Objective
Reproduce each record below exactly as written.

═══

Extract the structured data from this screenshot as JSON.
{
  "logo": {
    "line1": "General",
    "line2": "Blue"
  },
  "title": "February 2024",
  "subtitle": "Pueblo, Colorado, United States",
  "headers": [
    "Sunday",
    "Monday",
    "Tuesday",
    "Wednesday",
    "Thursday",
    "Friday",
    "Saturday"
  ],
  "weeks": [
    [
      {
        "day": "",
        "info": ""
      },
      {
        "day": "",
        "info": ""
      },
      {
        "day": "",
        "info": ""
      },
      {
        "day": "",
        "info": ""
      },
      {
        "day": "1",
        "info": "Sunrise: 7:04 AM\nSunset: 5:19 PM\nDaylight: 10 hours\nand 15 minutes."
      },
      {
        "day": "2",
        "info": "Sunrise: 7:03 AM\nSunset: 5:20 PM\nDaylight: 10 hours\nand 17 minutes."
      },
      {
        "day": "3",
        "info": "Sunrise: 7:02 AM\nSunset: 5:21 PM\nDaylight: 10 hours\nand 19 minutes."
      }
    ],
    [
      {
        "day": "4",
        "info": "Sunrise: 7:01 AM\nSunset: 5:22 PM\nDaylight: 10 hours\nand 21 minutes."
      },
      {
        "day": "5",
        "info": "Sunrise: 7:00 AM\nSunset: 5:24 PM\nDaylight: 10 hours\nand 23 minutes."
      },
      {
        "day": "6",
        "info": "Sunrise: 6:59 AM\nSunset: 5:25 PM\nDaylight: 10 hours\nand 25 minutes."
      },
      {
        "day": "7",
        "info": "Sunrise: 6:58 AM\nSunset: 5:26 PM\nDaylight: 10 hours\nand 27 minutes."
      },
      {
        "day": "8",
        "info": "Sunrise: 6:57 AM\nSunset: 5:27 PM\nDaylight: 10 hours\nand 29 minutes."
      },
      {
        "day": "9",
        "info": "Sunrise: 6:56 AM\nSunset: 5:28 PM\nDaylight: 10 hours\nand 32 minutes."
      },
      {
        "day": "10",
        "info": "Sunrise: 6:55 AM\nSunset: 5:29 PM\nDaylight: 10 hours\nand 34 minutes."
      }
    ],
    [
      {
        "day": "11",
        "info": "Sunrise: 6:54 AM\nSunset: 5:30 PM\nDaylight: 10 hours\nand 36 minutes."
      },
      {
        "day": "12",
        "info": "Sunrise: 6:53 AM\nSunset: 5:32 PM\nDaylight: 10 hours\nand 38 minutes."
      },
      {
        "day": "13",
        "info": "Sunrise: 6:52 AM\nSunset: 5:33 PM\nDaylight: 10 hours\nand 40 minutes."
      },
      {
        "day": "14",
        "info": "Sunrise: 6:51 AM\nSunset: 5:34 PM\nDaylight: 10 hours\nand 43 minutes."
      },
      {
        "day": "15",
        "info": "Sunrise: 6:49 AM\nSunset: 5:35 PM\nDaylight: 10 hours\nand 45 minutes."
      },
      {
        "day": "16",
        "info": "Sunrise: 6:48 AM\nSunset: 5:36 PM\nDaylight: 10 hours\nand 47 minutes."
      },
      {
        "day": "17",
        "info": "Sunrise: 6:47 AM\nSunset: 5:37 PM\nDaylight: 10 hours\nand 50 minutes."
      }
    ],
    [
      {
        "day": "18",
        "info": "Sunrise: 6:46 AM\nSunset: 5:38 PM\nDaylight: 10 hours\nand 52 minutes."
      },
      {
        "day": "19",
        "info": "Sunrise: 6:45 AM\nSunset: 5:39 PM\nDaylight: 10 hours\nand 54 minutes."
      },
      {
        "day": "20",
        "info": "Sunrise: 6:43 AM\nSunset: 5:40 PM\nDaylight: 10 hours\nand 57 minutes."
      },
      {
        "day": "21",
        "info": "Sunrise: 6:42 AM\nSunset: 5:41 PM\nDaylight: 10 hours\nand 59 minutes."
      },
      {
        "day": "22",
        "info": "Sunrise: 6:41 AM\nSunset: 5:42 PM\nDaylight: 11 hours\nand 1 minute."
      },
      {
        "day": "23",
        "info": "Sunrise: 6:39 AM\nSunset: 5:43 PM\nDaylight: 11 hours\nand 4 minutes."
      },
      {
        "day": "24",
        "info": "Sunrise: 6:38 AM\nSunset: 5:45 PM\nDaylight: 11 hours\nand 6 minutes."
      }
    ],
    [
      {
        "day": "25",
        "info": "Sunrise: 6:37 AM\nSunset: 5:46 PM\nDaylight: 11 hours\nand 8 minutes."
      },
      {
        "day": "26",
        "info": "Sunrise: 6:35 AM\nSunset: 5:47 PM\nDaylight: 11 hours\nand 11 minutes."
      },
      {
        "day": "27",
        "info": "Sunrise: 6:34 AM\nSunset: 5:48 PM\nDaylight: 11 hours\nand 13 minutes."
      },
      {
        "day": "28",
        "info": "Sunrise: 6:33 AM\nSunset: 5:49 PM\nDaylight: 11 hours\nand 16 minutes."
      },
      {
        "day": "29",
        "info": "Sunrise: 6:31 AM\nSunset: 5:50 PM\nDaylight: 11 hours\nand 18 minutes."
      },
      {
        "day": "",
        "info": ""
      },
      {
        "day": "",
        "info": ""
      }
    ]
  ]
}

═══

Written solution
Extract the structured data from this screenshot as JSON.
{
  "logo": {
    "line1": "General",
    "line2": "Blue"
  },
  "title": "February 2024",
  "subtitle": "Pueblo, Colorado, United States",
  "headers": [
    "Sunday",
    "Monday",
    "Tuesday",
    "Wednesday",
    "Thursday",
    "Friday",
    "Saturday"
  ],
  "weeks": [
    [
      {
        "day": "",
        "info": ""
      },
      {
        "day": "",
        "info": ""
      },
      {
        "day": "",
        "info": ""
      },
      {
        "day": "",
        "info": ""
      },
      {
        "day": "1",
        "info": "Sunrise: 7:04 AM\nSunset: 5:19 PM\nDaylight: 10 hours\nand 15 minutes."
      },
      {
        "day": "2",
        "info": "Sunrise: 7:03 AM\nSunset: 5:20 PM\nDaylight: 10 hours\nand 17 minutes."
      },
      {
        "day": "3",
        "info": "Sunrise: 7:02 AM\nSunset: 5:21 PM\nDaylight: 10 hours\nand 19 minutes."
      }
    ],
    [
      {
        "day": "4",
        "info": "Sunrise: 7:01 AM\nSunset: 5:22 PM\nDaylight: 10 hours\nand 21 minutes."
      },
      {
        "day": "5",
        "info": "Sunrise: 7:00 AM\nSunset: 5:24 PM\nDaylight: 10 hours\nand 23 minutes."
      },
      {
        "day": "6",
        "info": "Sunrise: 6:59 AM\nSunset: 5:25 PM\nDaylight: 10 hours\nand 25 minutes."
      },
      {
        "day": "7",
        "info": "Sunrise: 6:58 AM\nSunset: 5:26 PM\nDaylight: 10 hours\nand 27 minutes."
      },
      {
        "day": "8",
        "info": "Sunrise: 6:57 AM\nSunset: 5:27 PM\nDaylight: 10 hours\nand 29 minutes."
      },
      {
        "day": "9",
        "info": "Sunrise: 6:56 AM\nSunset: 5:28 PM\nDaylight: 10 hours\nand 32 minutes."
      },
      {
        "day": "10",
        "info": "Sunrise: 6:55 AM\nSunset: 5:29 PM\nDaylight: 10 hours\nand 34 minutes."
      }
    ],
    [
      {
        "day": "11",
        "info": "Sunrise: 6:54 AM\nSunset: 5:30 PM\nDaylight: 10 hours\nand 36 minutes."
      },
      {
        "day": "12",
        "info": "Sunrise: 6:53 AM\nSunset: 5:32 PM\nDaylight: 10 hours\nand 38 minutes."
      },
      {
        "day": "13",
        "info": "Sunrise: 6:52 AM\nSunset: 5:33 PM\nDaylight: 10 hours\nand 40 minutes."
      },
      {
        "day": "14",
        "info": "Sunrise: 6:51 AM\nSunset: 5:34 PM\nDaylight: 10 hours\nand 43 minutes."
      },
      {
        "day": "15",
        "info": "Sunrise: 6:49 AM\nSunset: 5:35 PM\nDaylight: 10 hours\nand 45 minutes."
      },
      {
        "day": "16",
        "info": "Sunrise: 6:48 AM\nSunset: 5:36 PM\nDaylight: 10 hours\nand 47 minutes."
      },
      {
        "day": "17",
        "info": "Sunrise: 6:47 AM\nSunset: 5:37 PM\nDaylight: 10 hours\nand 50 minutes."
      }
    ],
    [
      {
        "day": "18",
        "info": "Sunrise: 6:46 AM\nSunset: 5:38 PM\nDaylight: 10 hours\nand 52 minutes."
      },
      {
        "day": "19",
        "info": "Sunrise: 6:45 AM\nSunset: 5:39 PM\nDaylight: 10 hours\nand 54 minutes."
      },
      {
        "day": "20",
        "info": "Sunrise: 6:43 AM\nSunset: 5:40 PM\nDaylight: 10 hours\nand 57 minutes."
      },
      {
        "day": "21",
        "info": "Sunrise: 6:42 AM\nSunset: 5:41 PM\nDaylight: 10 hours\nand 59 minutes."
      },
      {
        "day": "22",
        "info": "Sunrise: 6:41 AM\nSunset: 5:42 PM\nDaylight: 11 hours\nand 1 minute."
      },
      {
        "day": "23",
        "info": "Sunrise: 6:39 AM\nSunset: 5:43 PM\nDaylight: 11 hours\nand 4 minutes."
      },
      {
        "day": "24",
        "info": "Sunrise: 6:38 AM\nSunset: 5:45 PM\nDaylight: 11 hours\nand 6 minutes."
      }
    ],
    [
      {
        "day": "25",
        "info": "Sunrise: 6:37 AM\nSunset: 5:46 PM\nDaylight: 11 hours\nand 8 minutes."
      },
      {
        "day": "26",
        "info": "Sunrise: 6:35 AM\nSunset: 5:47 PM\nDaylight: 11 hours\nand 11 minutes."
      },
      {
        "day": "27",
        "info": "Sunrise: 6:34 AM\nSunset: 5:48 PM\nDaylight: 11 hours\nand 13 minutes."
      },
      {
        "day": "28",
        "info": "Sunrise: 6:33 AM\nSunset: 5:49 PM\nDaylight: 11 hours\nand 16 minutes."
      },
      {
        "day": "29",
        "info": "Sunrise: 6:31 AM\nSunset: 5:50 PM\nDaylight: 11 hours\nand 18 minutes."
      },
      {
        "day": "",
        "info": ""
      },
      {
        "day": "",
        "info": ""
      }
    ]
  ]
}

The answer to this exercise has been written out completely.